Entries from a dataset
★ ★ ★ ★ ★ ★ ★

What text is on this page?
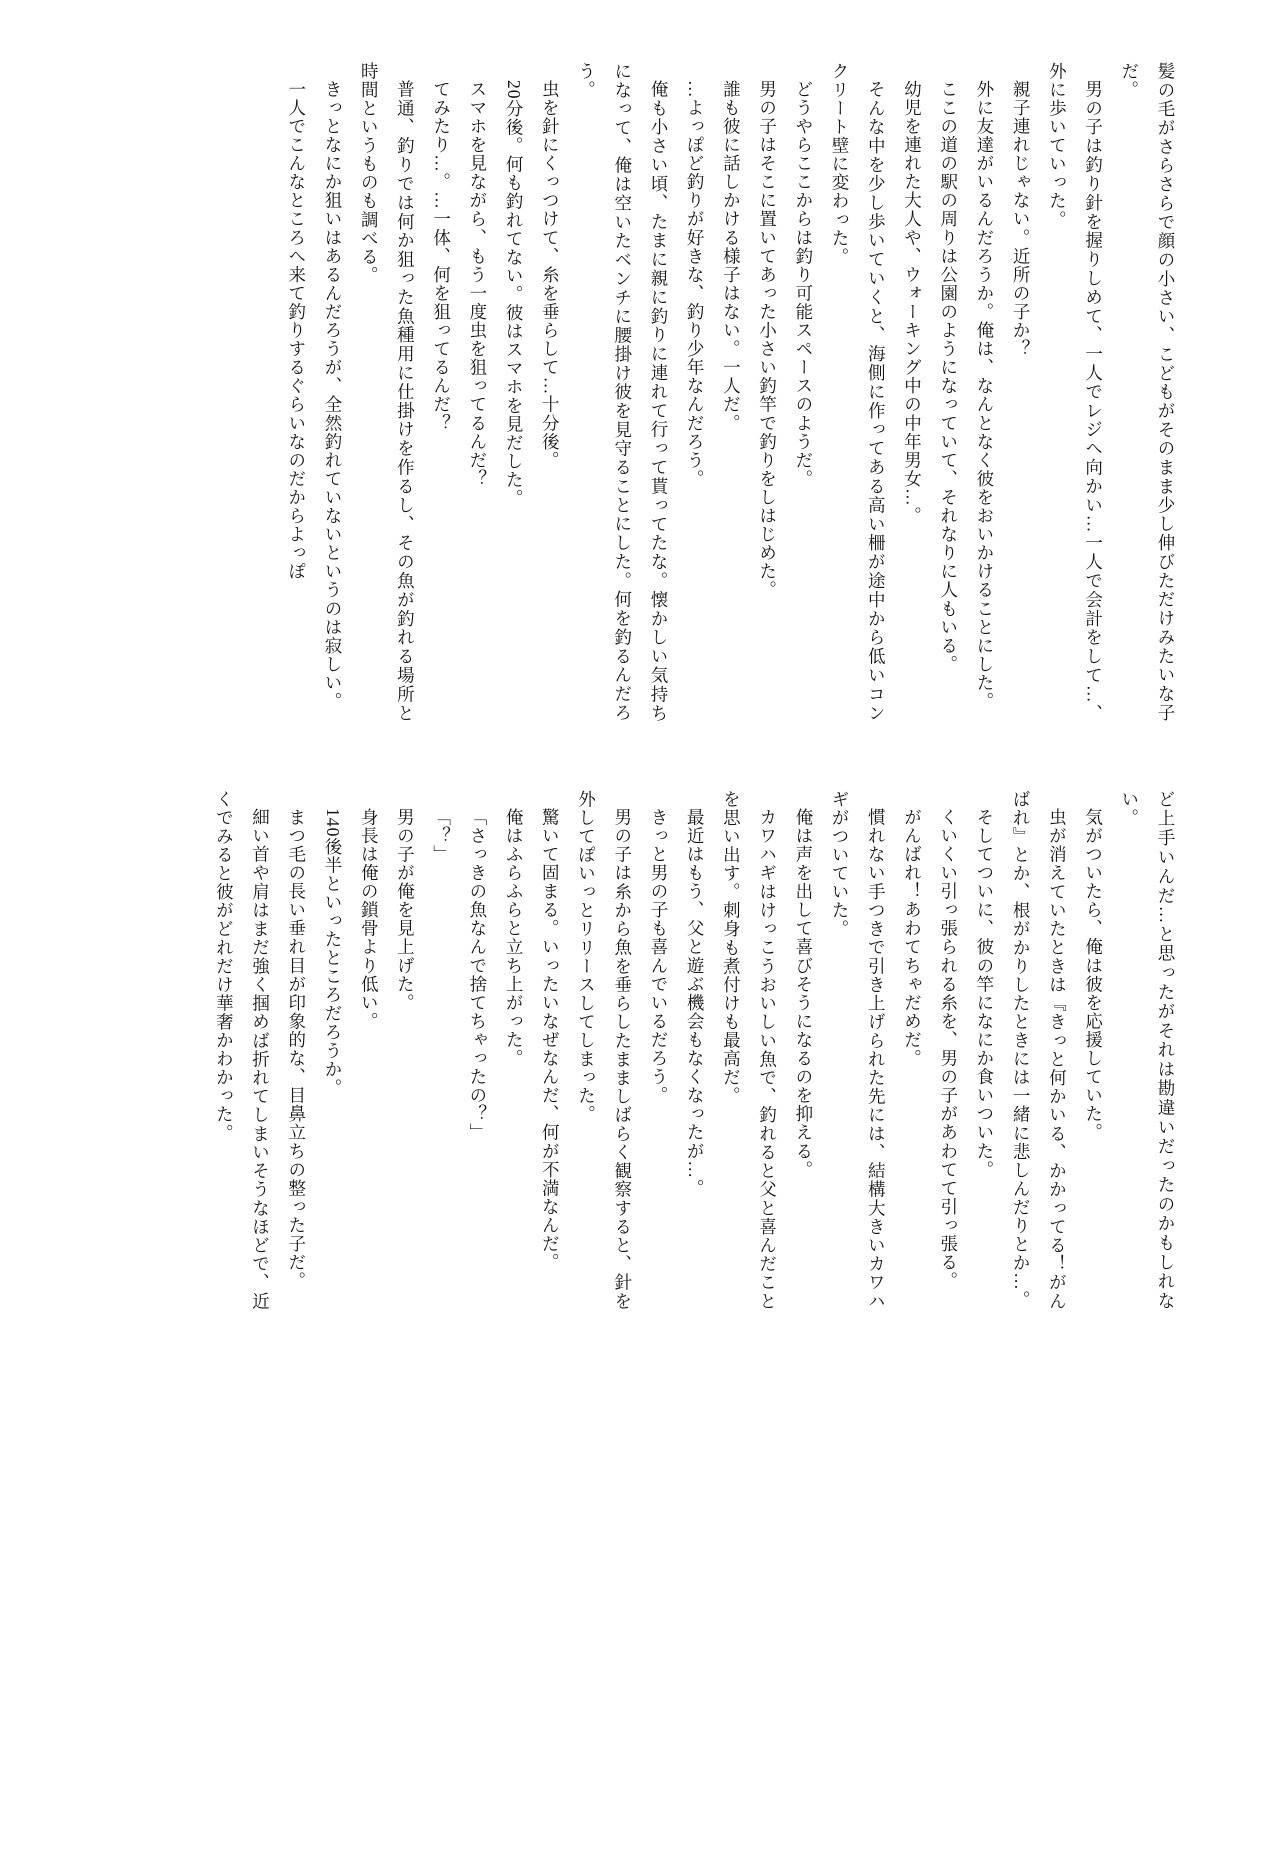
髪の毛がさらさらで顔の小さい、こどもがそのまま少し伸びただけみたいな子だ。

男の子は釣り針を握りしめて、一人でレジへ向かい…一人で会計をして…、外に歩いていった。

親子連れじゃない。近所の子か？

外に友達がいるんだろうか。俺は、なんとなく彼をおいかけることにした。

ここの道の駅の周りは公園のようになっていて、それなりに人もいる。

幼児を連れた大人や、ウォーキング中の中年男女…。

そんな中を少し歩いていくと、海側に作ってある高い柵が途中から低いコンクリート壁に変わった。

どうやらここからは釣り可能スペースのようだ。

男の子はそこに置いてあった小さい釣竿で釣りをしはじめた。

誰も彼に話しかける様子はない。一人だ。

…よっぽど釣りが好きな、釣り少年なんだろう。

俺も小さい頃、たまに親に釣りに連れて行って貰ってたな。懐かしい気持ちになって、俺は空いたベンチに腰掛け彼を見守ることにした。何を釣るんだろう。

虫を針にくっつけて、糸を垂らして…十分後。

20分後。何も釣れてない。彼はスマホを見だした。

スマホを見ながら、もう一度虫を狙ってるんだ？

てみたり…。…一体、何を狙ってるんだ？

普通、釣りでは何か狙った魚種用に仕掛けを作るし、その魚が釣れる場所と時間というものも調べる。

きっとなにか狙いはあるんだろうが、全然釣れていないというのは寂しい。

一人でこんなところへ来て釣りするぐらいなのだからよっぽ

ど上手いんだ…と思ったがそれは勘違いだったのかもしれない。

気がついたら、俺は彼を応援していた。

虫が消えていたときは『きっと何かいる、かかってる！がんばれ』とか、根がかりしたときには一緒に悲しんだりとか…。

そしてついに、彼の竿になにか食いついた。

くいくい引っ張られる糸を、男の子があわてて引っ張る。

がんばれ！あわてちゃだめだ。

慣れない手つきで引き上げられた先には、結構大きいカワハギがついていた。

俺は声を出して喜びそうになるのを抑える。

カワハギはけっこうおいしい魚で、釣れると父と喜んだことを思い出す。刺身も煮付けも最高だ。

最近はもう、父と遊ぶ機会もなくなったが…。

きっと男の子も喜んでいるだろう。

男の子は糸から魚を垂らしたまましばらく観察すると、針を外してぽいっとリリースしてしまった。

驚いて固まる。いったいなぜなんだ、何が不満なんだ。

俺はふらふらと立ち上がった。

「さっきの魚なんで捨てちゃったの？」

「？」

男の子が俺を見上げた。

身長は俺の鎖骨より低い。

140後半といったところだろうか。

まつ毛の長い垂れ目が印象的な、目鼻立ちの整った子だ。

細い首や肩はまだ強く掴めば折れてしまいそうなほどで、近くでみると彼がどれだけ華奢かわかった。
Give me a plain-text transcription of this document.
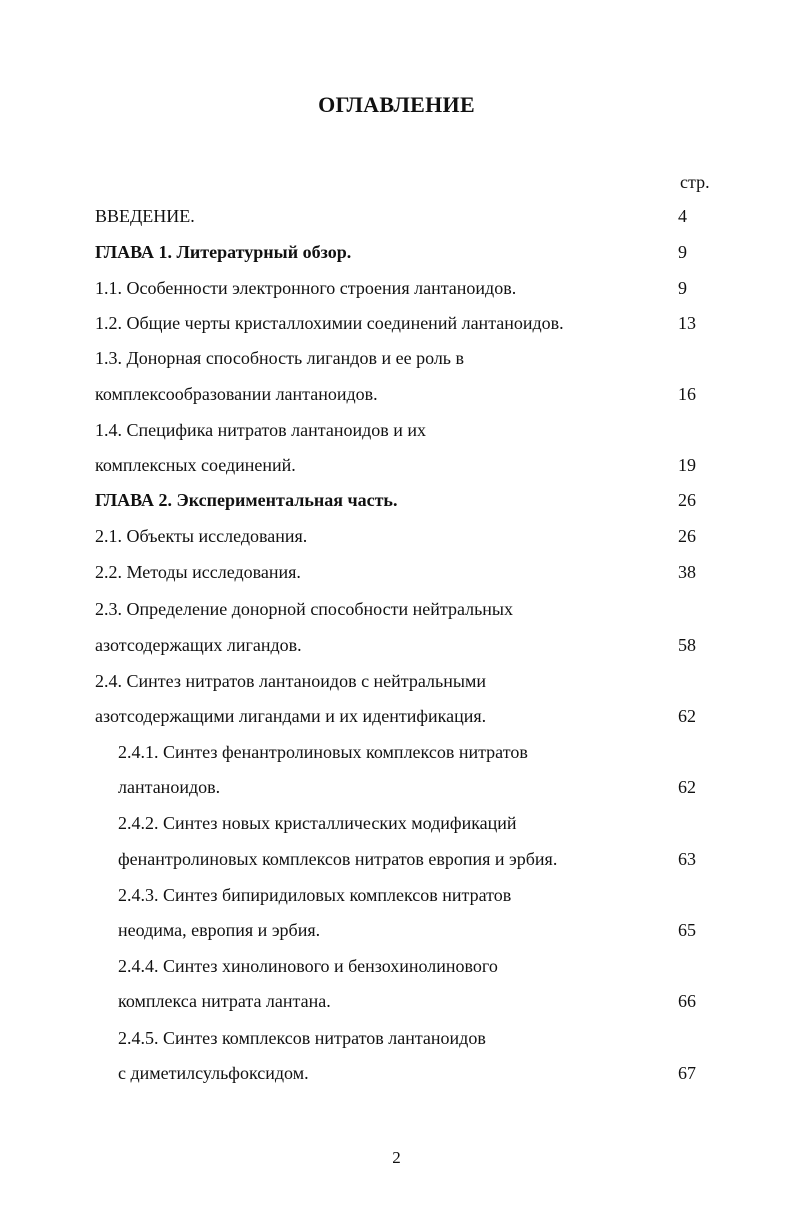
ОГЛАВЛЕНИЕ
стр.
ВВЕДЕНИЕ.	4
ГЛАВА 1. Литературный обзор.	9
1.1. Особенности электронного строения лантаноидов.	9
1.2. Общие черты кристаллохимии соединений лантаноидов.	13
1.3. Донорная способность лигандов и ее роль в
комплексообразовании лантаноидов.	16
1.4. Специфика нитратов лантаноидов и их
комплексных соединений.	19
ГЛАВА 2. Экспериментальная часть.	26
2.1. Объекты исследования.	26
2.2. Методы исследования.	38
2.3. Определение донорной способности нейтральных
азотсодержащих лигандов.	58
2.4. Синтез нитратов лантаноидов с нейтральными
азотсодержащими лигандами и их идентификация.	62
2.4.1. Синтез фенантролиновых комплексов нитратов
лантаноидов.	62
2.4.2. Синтез новых кристаллических модификаций
фенантролиновых комплексов нитратов европия и эрбия.	63
2.4.3. Синтез бипиридиловых комплексов нитратов
неодима, европия и эрбия.	65
2.4.4. Синтез хинолинового и бензохинолинового
комплекса нитрата лантана.	66
2.4.5. Синтез комплексов нитратов лантаноидов
с диметилсульфоксидом.	67
2
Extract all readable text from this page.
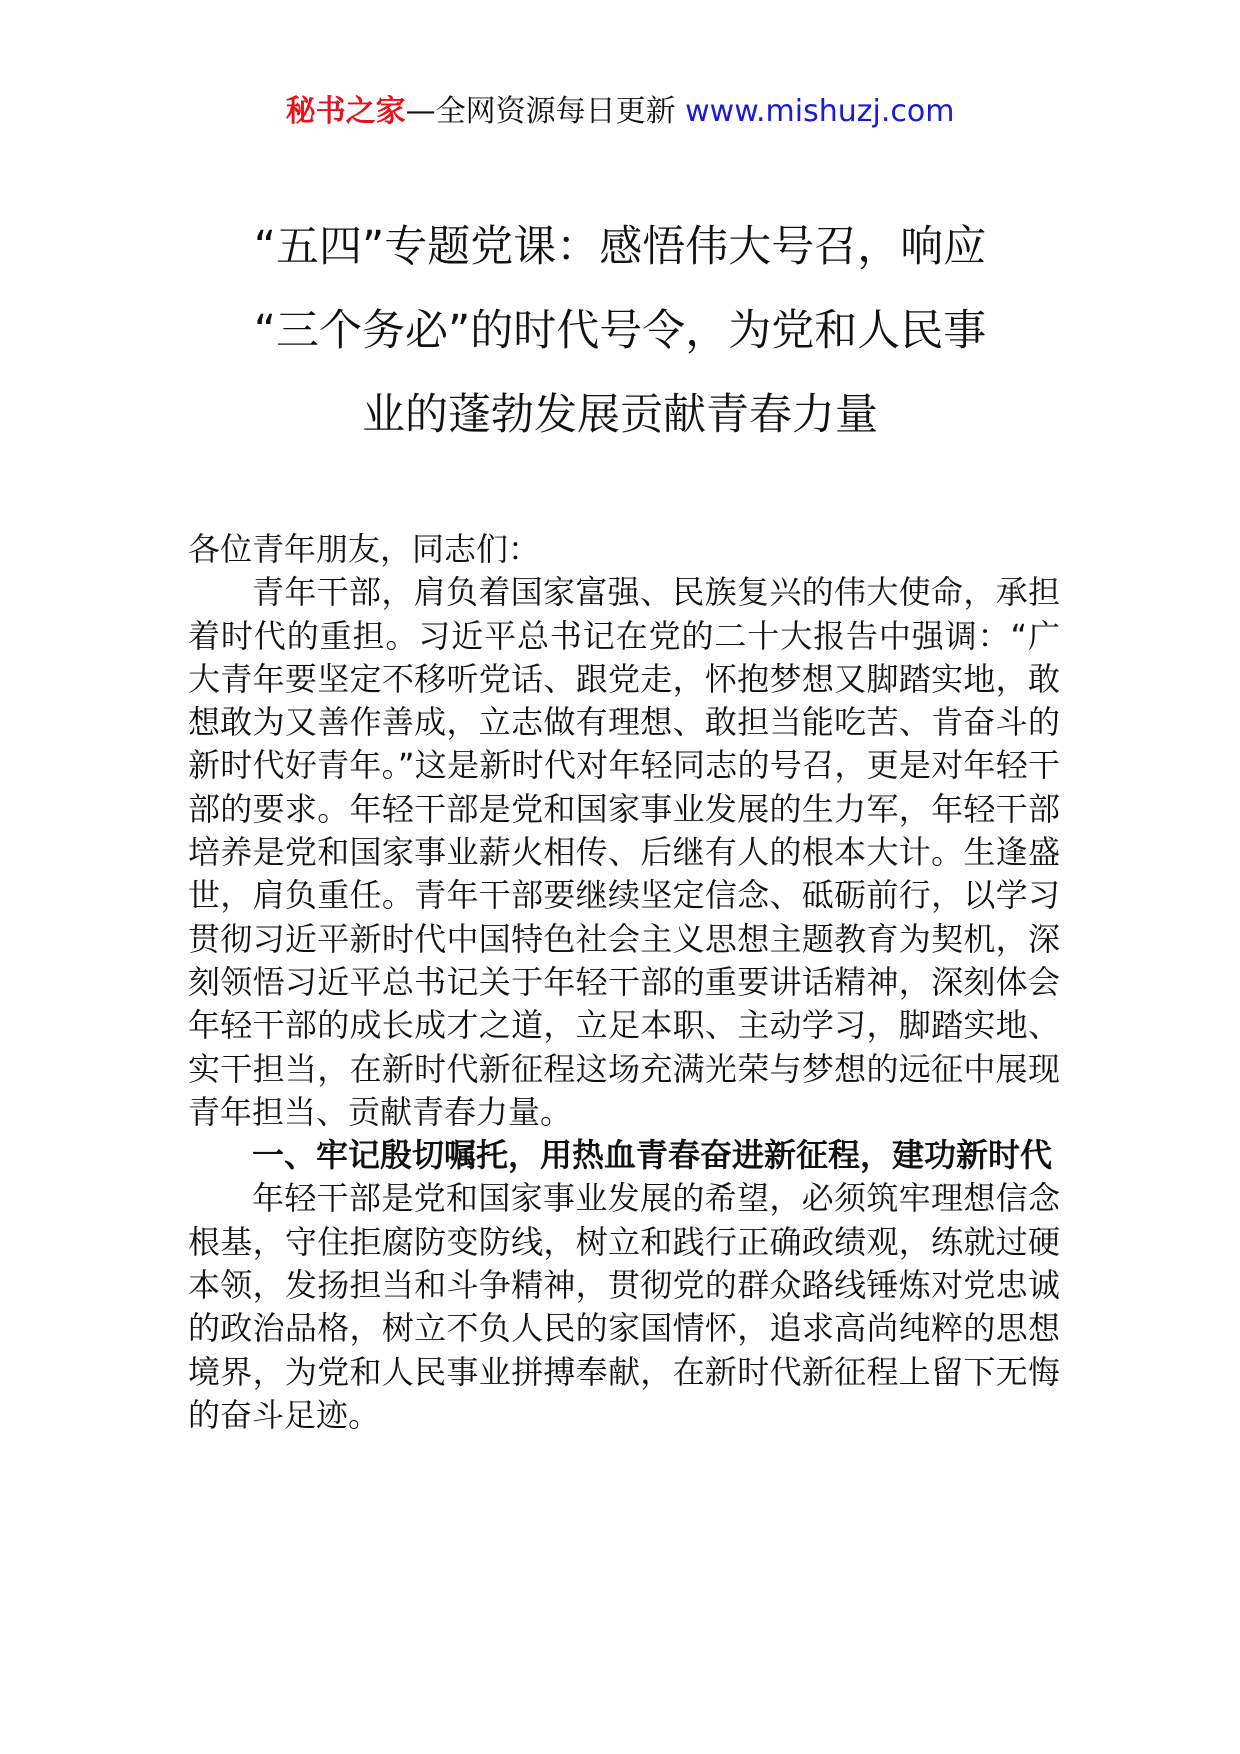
秘书之家—全网资源每日更新 www.mishuzj.com
“五四”专题党课：感悟伟大号召，响应
“三个务必”的时代号令，为党和人民事
业的蓬勃发展贡献青春力量

各位青年朋友，同志们：

青年干部，肩负着国家富强、民族复兴的伟大使命，承担着时代的重担。习近平总书记在党的二十大报告中强调：“广大青年要坚定不移听党话、跟党走，怀抱梦想又脚踏实地，敢想敢为又善作善成，立志做有理想、敢担当能吃苦、肯奋斗的新时代好青年。”这是新时代对年轻同志的号召，更是对年轻干部的要求。年轻干部是党和国家事业发展的生力军，年轻干部培养是党和国家事业薪火相传、后继有人的根本大计。生逢盛世，肩负重任。青年干部要继续坚定信念、砥砺前行，以学习贯彻习近平新时代中国特色社会主义思想主题教育为契机，深刻领悟习近平总书记关于年轻干部的重要讲话精神，深刻体会年轻干部的成长成才之道，立足本职、主动学习，脚踏实地、实干担当，在新时代新征程这场充满光荣与梦想的远征中展现青年担当、贡献青春力量。

一、牢记殷切嘱托，用热血青春奋进新征程，建功新时代

年轻干部是党和国家事业发展的希望，必须筑牢理想信念根基，守住拒腐防变防线，树立和践行正确政绩观，练就过硬本领，发扬担当和斗争精神，贯彻党的群众路线锤炼对党忠诚的政治品格，树立不负人民的家国情怀，追求高尚纯粹的思想境界，为党和人民事业拼搏奉献，在新时代新征程上留下无悔的奋斗足迹。
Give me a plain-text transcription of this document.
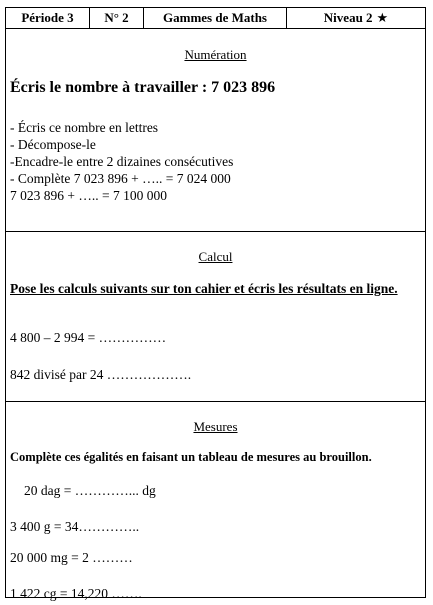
Période 3	N° 2	Gammes de Maths	Niveau 2 ★
Numération
Écris le nombre à travailler : 7 023 896
- Écris ce nombre en lettres
- Décompose-le
-Encadre-le entre 2 dizaines consécutives
- Complète 7 023 896 + ….. = 7 024 000
7 023 896 + ….. = 7 100 000
Calcul
Pose les calculs suivants sur ton cahier et écris les résultats en ligne.
4 800 – 2 994 = ……………
842 divisé par 24 ……………….
Mesures
Complète ces égalités en faisant un tableau de mesures au brouillon.
20 dag = …………... dg
3 400 g = 34…………..
20 000 mg = 2 ………
1 422 cg = 14,220 …….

★ ★ ★ ★ ★ ★ ★

Exercise prompt: Tell how many lines above contain the word "page". Give the number alone.

Response to the task: 2